• _EXERCISES_:
- a) In the passage on PSP biomarkers, what does the concentration of CSF Aβ42 reflect?
- b) Rewrite the PSP biomarker passage from "For decades, the" to "Kovacs et al., 2017).", swapping "neurodegenerative disorders" for "neurological disorders".
- c) According to the passage on PSP biomarkers, which possible PSP biomarkers have imaging studies in humans reported?

Progressive supranuclear palsy (PSP) is a four-repeat tauopathy, whose clinical phenotype is quite heterogeneous; therefore, effective biomarkers are required to characterize the disease. Despite the fact that pathological mechanisms, in experimental models of PSP, appears well delineated (including transmission of intracellular altered tau seed from cell to cell, up to a diffuse brain deposition, Gibbons et al., 2019), our capability to transfer these models into translational or pharmacological research for PSP remains elusive. Many imaging studies in humans have reported possible PSP biomarkers, including brainstem atrophy (plus MRI index, Quattrone et al., 2018), brain pathological changes in both diffusion-weighted and tensor MRI, a reduction in cerebral [18F] fluorodeoxyglucose uptake, striatal dopamine imaging abnormalities, and neurofibrillary tangles of tau pathology on PET (Passamonti et al., 2017). However, a recent review by Whitwell et al. (2017), on behalf of the MDS-PSP study group, highlighted that shortfalls remain in the field because few studies could represent “definitive PSP biomarkers.”
In this context, collecting cerebrospinal fluid (CSF) biochemical markers may be crucial to achieving a more accurate diagnosis of PSP.
For decades, the scientific community has recognized total tau (t-tau), phosphorylated tau (p-tau), and Aβ42 (Aβ42) as biomarkers for Alzheimer’s disease (AD) diagnosis (Blennow et al., 2010; Balasa et al., 2014). CSF concentrations of t-tau and p-tau reflect axonal degeneration, neurofibrillary tangle deposition, and neuronal injury. In contrast, the concentration of CSF Aβ42 reflects senile plaque deposition and synaptic loss. Besides AD, these biomarkers (and their ratio, such as Aβ42/p-tau or p-tau/t-tau) support the diagnostic accuracy for patients afflicted by different neurodegenerative disorders. Alterations in CSF Aβ42 levels, for example, may increase the risk of developing dementia in patients with Parkinson’s disease (PD; Zhang et al., 2013; Blennow et al., 2016; Kovacs et al., 2017).

• _DATA RECORDS_:
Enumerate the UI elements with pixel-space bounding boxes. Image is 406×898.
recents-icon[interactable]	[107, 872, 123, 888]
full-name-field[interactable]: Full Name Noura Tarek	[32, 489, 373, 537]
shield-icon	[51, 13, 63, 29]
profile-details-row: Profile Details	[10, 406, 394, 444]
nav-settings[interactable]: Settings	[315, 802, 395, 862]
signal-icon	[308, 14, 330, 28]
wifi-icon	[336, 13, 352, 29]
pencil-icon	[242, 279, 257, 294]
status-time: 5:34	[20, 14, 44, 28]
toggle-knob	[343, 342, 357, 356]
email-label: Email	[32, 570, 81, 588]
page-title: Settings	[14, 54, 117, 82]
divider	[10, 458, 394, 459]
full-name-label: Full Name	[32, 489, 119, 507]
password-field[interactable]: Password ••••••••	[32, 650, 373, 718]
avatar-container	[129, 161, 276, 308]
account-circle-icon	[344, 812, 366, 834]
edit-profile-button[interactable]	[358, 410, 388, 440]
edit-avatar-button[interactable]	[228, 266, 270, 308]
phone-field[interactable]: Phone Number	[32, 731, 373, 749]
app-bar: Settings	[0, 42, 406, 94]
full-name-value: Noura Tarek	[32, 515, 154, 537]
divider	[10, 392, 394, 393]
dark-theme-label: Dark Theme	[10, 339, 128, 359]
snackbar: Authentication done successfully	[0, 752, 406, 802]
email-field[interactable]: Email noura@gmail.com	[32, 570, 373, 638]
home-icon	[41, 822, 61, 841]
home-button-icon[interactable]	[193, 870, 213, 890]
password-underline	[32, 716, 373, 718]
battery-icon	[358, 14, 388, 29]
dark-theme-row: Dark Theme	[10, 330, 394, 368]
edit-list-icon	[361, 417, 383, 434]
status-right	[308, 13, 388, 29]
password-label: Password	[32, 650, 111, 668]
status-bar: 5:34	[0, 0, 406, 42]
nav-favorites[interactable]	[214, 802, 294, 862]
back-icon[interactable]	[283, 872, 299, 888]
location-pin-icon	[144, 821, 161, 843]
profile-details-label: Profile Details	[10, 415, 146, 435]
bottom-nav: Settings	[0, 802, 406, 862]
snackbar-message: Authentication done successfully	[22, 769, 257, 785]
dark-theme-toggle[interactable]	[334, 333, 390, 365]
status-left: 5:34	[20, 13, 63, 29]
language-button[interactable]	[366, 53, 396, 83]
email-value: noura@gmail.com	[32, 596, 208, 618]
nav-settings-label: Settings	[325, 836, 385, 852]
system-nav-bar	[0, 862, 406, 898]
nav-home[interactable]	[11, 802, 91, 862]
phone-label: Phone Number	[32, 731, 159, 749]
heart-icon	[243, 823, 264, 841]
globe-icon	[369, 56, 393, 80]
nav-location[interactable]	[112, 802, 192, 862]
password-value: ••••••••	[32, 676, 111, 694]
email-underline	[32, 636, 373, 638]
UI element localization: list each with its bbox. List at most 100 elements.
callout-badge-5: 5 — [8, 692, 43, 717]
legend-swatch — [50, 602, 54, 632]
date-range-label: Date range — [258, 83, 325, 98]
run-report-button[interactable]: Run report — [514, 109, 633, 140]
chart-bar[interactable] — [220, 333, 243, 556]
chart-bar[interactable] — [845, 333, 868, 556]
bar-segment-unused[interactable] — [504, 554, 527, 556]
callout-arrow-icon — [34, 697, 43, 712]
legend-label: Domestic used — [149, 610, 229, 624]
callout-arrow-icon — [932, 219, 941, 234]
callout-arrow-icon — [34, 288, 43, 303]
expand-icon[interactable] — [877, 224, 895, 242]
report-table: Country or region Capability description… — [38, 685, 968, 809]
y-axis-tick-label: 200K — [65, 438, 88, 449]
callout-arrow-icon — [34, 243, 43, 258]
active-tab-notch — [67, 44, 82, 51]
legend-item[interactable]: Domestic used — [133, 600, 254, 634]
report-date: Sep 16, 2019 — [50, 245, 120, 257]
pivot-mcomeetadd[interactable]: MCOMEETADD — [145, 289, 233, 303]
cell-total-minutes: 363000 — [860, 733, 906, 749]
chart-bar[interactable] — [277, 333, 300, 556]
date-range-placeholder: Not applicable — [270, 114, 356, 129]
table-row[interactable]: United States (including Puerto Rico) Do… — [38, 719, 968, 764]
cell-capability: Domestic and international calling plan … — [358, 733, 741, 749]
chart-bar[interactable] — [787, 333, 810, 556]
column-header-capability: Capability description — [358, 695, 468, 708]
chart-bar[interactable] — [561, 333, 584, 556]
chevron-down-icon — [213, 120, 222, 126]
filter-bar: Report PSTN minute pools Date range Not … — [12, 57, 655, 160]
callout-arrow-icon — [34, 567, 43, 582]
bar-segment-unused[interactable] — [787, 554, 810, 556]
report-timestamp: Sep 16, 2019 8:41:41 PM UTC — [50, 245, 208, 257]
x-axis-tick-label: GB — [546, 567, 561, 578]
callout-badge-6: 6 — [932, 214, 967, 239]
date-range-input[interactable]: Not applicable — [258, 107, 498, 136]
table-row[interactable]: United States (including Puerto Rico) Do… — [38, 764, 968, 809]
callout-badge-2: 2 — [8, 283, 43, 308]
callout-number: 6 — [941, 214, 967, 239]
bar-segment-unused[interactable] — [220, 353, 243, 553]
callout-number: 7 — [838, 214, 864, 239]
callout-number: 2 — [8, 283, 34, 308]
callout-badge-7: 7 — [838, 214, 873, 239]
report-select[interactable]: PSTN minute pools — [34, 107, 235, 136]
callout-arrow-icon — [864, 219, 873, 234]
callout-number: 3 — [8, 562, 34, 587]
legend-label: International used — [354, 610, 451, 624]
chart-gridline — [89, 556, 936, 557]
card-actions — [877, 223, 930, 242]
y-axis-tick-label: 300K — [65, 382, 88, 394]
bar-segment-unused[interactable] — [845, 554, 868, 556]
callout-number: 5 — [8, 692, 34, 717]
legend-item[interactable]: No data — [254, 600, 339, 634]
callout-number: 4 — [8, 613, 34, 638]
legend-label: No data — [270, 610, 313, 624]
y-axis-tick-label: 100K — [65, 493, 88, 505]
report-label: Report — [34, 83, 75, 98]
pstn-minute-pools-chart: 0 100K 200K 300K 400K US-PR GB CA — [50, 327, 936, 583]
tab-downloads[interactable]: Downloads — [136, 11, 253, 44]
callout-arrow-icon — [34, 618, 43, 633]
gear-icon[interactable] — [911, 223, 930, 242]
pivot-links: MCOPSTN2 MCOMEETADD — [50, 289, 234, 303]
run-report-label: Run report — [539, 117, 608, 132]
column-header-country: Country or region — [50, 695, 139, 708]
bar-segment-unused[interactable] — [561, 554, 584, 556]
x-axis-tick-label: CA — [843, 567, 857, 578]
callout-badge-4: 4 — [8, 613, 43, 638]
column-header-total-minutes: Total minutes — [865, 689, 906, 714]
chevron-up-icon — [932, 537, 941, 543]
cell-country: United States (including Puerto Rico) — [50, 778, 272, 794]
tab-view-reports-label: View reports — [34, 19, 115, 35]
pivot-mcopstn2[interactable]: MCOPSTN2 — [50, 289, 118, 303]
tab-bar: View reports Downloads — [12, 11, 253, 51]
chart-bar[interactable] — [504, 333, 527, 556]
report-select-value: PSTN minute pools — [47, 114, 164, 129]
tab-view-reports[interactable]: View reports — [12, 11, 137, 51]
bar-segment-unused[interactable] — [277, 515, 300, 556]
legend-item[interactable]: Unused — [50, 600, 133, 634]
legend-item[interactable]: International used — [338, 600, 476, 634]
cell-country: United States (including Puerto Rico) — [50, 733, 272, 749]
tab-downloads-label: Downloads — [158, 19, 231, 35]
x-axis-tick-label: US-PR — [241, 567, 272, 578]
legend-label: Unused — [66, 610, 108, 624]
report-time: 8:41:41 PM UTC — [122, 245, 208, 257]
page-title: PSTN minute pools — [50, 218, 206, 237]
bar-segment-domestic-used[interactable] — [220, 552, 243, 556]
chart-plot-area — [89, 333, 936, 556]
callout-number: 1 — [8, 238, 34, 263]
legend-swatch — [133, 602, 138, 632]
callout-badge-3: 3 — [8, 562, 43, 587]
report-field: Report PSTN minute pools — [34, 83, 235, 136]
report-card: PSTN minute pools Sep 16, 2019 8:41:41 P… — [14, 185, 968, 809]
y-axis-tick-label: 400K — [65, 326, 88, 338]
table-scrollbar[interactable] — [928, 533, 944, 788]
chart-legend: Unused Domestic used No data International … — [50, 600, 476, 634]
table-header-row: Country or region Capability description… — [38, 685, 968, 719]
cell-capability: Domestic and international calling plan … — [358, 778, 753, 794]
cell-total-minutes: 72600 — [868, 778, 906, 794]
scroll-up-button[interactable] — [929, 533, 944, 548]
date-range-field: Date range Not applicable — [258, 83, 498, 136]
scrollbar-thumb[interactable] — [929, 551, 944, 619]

• _TASK-BY-TASK OUTPUTS_:
- a) Senile plaque deposition and synaptic loss.

- b)
For decades, the scientific community has recognized total tau (t-tau), phosphorylated tau (p-tau), and Aβ42 (Aβ42) as biomarkers for Alzheimer’s disease (AD) diagnosis (Blennow et al., 2010; Balasa et al., 2014). CSF concentrations of t-tau and p-tau reflect axonal degeneration, neurofibrillary tangle deposition, and neuronal injury. In contrast, the concentration of CSF Aβ42 reflects senile plaque deposition and synaptic loss. Besides AD, these biomarkers (and their ratio, such as Aβ42/p-tau or p-tau/t-tau) support the diagnostic accuracy for patients afflicted by different neurological disorders. Alterations in CSF Aβ42 levels, for example, may increase the risk of developing dementia in patients with Parkinson’s disease (PD; Zhang et al., 2013; Blennow et al., 2016; Kovacs et al., 2017).

- c)
- Brainstem atrophy
- Brain pathological changes in both diffusion-weighted and tensor MRI
- A reduction in cerebral [18F] fluorodeoxyglucose uptake
- Striatal dopamine imaging abnormalities
- Neurofibrillary tangles of tau pathology on PET